→ To be done
Without altering anything, repeat each of the records.

[Extracts from a graphics dataset]

---------------

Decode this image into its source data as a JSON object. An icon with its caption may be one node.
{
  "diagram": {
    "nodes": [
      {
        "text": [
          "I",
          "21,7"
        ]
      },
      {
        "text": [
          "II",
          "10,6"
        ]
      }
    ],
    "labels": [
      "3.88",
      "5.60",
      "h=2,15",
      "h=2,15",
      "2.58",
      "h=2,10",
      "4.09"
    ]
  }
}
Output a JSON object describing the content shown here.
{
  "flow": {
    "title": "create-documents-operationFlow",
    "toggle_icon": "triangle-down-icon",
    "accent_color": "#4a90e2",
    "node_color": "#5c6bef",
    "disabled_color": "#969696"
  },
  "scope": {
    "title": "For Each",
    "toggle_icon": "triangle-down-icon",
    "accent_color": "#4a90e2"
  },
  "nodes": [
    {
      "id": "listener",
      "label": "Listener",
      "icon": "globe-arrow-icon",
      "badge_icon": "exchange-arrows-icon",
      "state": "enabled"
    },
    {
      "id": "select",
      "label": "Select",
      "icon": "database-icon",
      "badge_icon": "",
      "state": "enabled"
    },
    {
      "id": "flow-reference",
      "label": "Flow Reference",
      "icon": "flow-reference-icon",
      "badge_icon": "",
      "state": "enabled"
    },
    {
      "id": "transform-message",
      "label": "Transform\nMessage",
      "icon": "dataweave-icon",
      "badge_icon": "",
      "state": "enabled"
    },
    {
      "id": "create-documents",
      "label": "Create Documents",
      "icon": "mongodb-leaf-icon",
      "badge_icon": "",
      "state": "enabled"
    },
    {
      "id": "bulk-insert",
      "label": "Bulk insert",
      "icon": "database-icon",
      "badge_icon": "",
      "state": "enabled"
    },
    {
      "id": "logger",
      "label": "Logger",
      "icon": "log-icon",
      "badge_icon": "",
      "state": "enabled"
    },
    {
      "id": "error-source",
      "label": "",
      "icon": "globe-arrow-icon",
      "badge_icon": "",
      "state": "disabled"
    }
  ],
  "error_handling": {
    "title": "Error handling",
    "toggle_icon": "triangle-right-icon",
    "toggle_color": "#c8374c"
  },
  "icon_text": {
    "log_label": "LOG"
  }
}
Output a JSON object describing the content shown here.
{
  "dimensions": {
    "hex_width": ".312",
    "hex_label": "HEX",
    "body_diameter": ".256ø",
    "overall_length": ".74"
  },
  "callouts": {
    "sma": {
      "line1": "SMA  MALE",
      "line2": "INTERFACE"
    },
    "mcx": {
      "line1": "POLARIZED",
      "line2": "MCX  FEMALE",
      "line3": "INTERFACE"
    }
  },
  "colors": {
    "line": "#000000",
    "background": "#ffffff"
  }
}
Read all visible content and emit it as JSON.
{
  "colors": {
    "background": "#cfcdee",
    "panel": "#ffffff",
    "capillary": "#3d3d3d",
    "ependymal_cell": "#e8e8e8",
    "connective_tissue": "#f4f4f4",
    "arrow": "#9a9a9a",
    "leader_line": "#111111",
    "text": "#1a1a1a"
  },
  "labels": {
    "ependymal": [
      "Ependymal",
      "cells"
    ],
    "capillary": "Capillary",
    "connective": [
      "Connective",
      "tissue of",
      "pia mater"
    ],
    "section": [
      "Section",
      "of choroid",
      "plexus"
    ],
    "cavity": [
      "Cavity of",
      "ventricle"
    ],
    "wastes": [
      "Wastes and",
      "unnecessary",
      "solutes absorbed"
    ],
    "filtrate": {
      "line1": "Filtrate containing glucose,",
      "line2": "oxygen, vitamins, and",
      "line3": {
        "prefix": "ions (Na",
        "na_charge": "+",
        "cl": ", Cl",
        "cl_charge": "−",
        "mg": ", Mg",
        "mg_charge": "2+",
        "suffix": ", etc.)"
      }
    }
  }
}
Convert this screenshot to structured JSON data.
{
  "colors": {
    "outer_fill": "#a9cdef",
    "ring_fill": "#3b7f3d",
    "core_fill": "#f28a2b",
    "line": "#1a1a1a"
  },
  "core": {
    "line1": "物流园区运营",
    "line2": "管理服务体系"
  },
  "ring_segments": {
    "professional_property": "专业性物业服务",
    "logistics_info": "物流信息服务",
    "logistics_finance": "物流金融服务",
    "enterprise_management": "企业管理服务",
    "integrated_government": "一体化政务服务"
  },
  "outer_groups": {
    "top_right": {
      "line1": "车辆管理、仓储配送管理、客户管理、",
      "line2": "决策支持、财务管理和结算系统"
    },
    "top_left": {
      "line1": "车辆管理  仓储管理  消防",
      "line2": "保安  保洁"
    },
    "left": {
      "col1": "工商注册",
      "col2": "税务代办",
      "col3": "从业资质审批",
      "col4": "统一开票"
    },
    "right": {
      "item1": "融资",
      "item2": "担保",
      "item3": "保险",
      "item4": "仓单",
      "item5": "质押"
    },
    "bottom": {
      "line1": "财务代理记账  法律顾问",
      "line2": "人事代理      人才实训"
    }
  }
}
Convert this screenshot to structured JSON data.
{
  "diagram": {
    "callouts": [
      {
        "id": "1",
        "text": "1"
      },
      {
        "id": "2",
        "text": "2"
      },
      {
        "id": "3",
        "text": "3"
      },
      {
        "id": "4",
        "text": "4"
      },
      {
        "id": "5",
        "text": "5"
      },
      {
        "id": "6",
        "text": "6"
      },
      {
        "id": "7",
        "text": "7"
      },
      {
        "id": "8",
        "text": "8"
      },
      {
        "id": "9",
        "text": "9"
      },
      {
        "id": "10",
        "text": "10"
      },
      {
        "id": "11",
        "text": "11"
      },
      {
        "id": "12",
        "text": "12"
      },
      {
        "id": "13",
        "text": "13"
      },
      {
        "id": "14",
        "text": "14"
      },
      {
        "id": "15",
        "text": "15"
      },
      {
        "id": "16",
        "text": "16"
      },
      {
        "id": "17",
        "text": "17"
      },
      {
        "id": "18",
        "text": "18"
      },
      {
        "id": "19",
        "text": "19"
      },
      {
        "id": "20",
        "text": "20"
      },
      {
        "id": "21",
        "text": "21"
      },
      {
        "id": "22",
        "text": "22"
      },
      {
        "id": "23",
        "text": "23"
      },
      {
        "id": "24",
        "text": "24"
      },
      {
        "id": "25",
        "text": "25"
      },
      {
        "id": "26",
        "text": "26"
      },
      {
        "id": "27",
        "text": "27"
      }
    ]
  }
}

---------------

→ The answer
Decode this image into its source data as a JSON object. An icon with its caption may be one node.
{
  "diagram": {
    "nodes": [
      {
        "text": [
          "I",
          "21,7"
        ]
      },
      {
        "text": [
          "II",
          "10,6"
        ]
      }
    ],
    "labels": [
      "3.88",
      "5.60",
      "h=2,15",
      "h=2,15",
      "2.58",
      "h=2,10",
      "4.09"
    ]
  }
}
Output a JSON object describing the content shown here.
{
  "flow": {
    "title": "create-documents-operationFlow",
    "toggle_icon": "triangle-down-icon",
    "accent_color": "#4a90e2",
    "node_color": "#5c6bef",
    "disabled_color": "#969696"
  },
  "scope": {
    "title": "For Each",
    "toggle_icon": "triangle-down-icon",
    "accent_color": "#4a90e2"
  },
  "nodes": [
    {
      "id": "listener",
      "label": "Listener",
      "icon": "globe-arrow-icon",
      "badge_icon": "exchange-arrows-icon",
      "state": "enabled"
    },
    {
      "id": "select",
      "label": "Select",
      "icon": "database-icon",
      "badge_icon": "",
      "state": "enabled"
    },
    {
      "id": "flow-reference",
      "label": "Flow Reference",
      "icon": "flow-reference-icon",
      "badge_icon": "",
      "state": "enabled"
    },
    {
      "id": "transform-message",
      "label": "Transform\nMessage",
      "icon": "dataweave-icon",
      "badge_icon": "",
      "state": "enabled"
    },
    {
      "id": "create-documents",
      "label": "Create Documents",
      "icon": "mongodb-leaf-icon",
      "badge_icon": "",
      "state": "enabled"
    },
    {
      "id": "bulk-insert",
      "label": "Bulk insert",
      "icon": "database-icon",
      "badge_icon": "",
      "state": "enabled"
    },
    {
      "id": "logger",
      "label": "Logger",
      "icon": "log-icon",
      "badge_icon": "",
      "state": "enabled"
    },
    {
      "id": "error-source",
      "label": "",
      "icon": "globe-arrow-icon",
      "badge_icon": "",
      "state": "disabled"
    }
  ],
  "error_handling": {
    "title": "Error handling",
    "toggle_icon": "triangle-right-icon",
    "toggle_color": "#c8374c"
  },
  "icon_text": {
    "log_label": "LOG"
  }
}
Output a JSON object describing the content shown here.
{
  "dimensions": {
    "hex_width": ".312",
    "hex_label": "HEX",
    "body_diameter": ".256ø",
    "overall_length": ".74"
  },
  "callouts": {
    "sma": {
      "line1": "SMA  MALE",
      "line2": "INTERFACE"
    },
    "mcx": {
      "line1": "POLARIZED",
      "line2": "MCX  FEMALE",
      "line3": "INTERFACE"
    }
  },
  "colors": {
    "line": "#000000",
    "background": "#ffffff"
  }
}
Read all visible content and emit it as JSON.
{
  "colors": {
    "background": "#cfcdee",
    "panel": "#ffffff",
    "capillary": "#3d3d3d",
    "ependymal_cell": "#e8e8e8",
    "connective_tissue": "#f4f4f4",
    "arrow": "#9a9a9a",
    "leader_line": "#111111",
    "text": "#1a1a1a"
  },
  "labels": {
    "ependymal": [
      "Ependymal",
      "cells"
    ],
    "capillary": "Capillary",
    "connective": [
      "Connective",
      "tissue of",
      "pia mater"
    ],
    "section": [
      "Section",
      "of choroid",
      "plexus"
    ],
    "cavity": [
      "Cavity of",
      "ventricle"
    ],
    "wastes": [
      "Wastes and",
      "unnecessary",
      "solutes absorbed"
    ],
    "filtrate": {
      "line1": "Filtrate containing glucose,",
      "line2": "oxygen, vitamins, and",
      "line3": {
        "prefix": "ions (Na",
        "na_charge": "+",
        "cl": ", Cl",
        "cl_charge": "−",
        "mg": ", Mg",
        "mg_charge": "2+",
        "suffix": ", etc.)"
      }
    }
  }
}
Convert this screenshot to structured JSON data.
{
  "colors": {
    "outer_fill": "#a9cdef",
    "ring_fill": "#3b7f3d",
    "core_fill": "#f28a2b",
    "line": "#1a1a1a"
  },
  "core": {
    "line1": "物流园区运营",
    "line2": "管理服务体系"
  },
  "ring_segments": {
    "professional_property": "专业性物业服务",
    "logistics_info": "物流信息服务",
    "logistics_finance": "物流金融服务",
    "enterprise_management": "企业管理服务",
    "integrated_government": "一体化政务服务"
  },
  "outer_groups": {
    "top_right": {
      "line1": "车辆管理、仓储配送管理、客户管理、",
      "line2": "决策支持、财务管理和结算系统"
    },
    "top_left": {
      "line1": "车辆管理  仓储管理  消防",
      "line2": "保安  保洁"
    },
    "left": {
      "col1": "工商注册",
      "col2": "税务代办",
      "col3": "从业资质审批",
      "col4": "统一开票"
    },
    "right": {
      "item1": "融资",
      "item2": "担保",
      "item3": "保险",
      "item4": "仓单",
      "item5": "质押"
    },
    "bottom": {
      "line1": "财务代理记账  法律顾问",
      "line2": "人事代理      人才实训"
    }
  }
}
Convert this screenshot to structured JSON data.
{
  "diagram": {
    "callouts": [
      {
        "id": "1",
        "text": "1"
      },
      {
        "id": "2",
        "text": "2"
      },
      {
        "id": "3",
        "text": "3"
      },
      {
        "id": "4",
        "text": "4"
      },
      {
        "id": "5",
        "text": "5"
      },
      {
        "id": "6",
        "text": "6"
      },
      {
        "id": "7",
        "text": "7"
      },
      {
        "id": "8",
        "text": "8"
      },
      {
        "id": "9",
        "text": "9"
      },
      {
        "id": "10",
        "text": "10"
      },
      {
        "id": "11",
        "text": "11"
      },
      {
        "id": "12",
        "text": "12"
      },
      {
        "id": "13",
        "text": "13"
      },
      {
        "id": "14",
        "text": "14"
      },
      {
        "id": "15",
        "text": "15"
      },
      {
        "id": "16",
        "text": "16"
      },
      {
        "id": "17",
        "text": "17"
      },
      {
        "id": "18",
        "text": "18"
      },
      {
        "id": "19",
        "text": "19"
      },
      {
        "id": "20",
        "text": "20"
      },
      {
        "id": "21",
        "text": "21"
      },
      {
        "id": "22",
        "text": "22"
      },
      {
        "id": "23",
        "text": "23"
      },
      {
        "id": "24",
        "text": "24"
      },
      {
        "id": "25",
        "text": "25"
      },
      {
        "id": "26",
        "text": "26"
      },
      {
        "id": "27",
        "text": "27"
      }
    ]
  }
}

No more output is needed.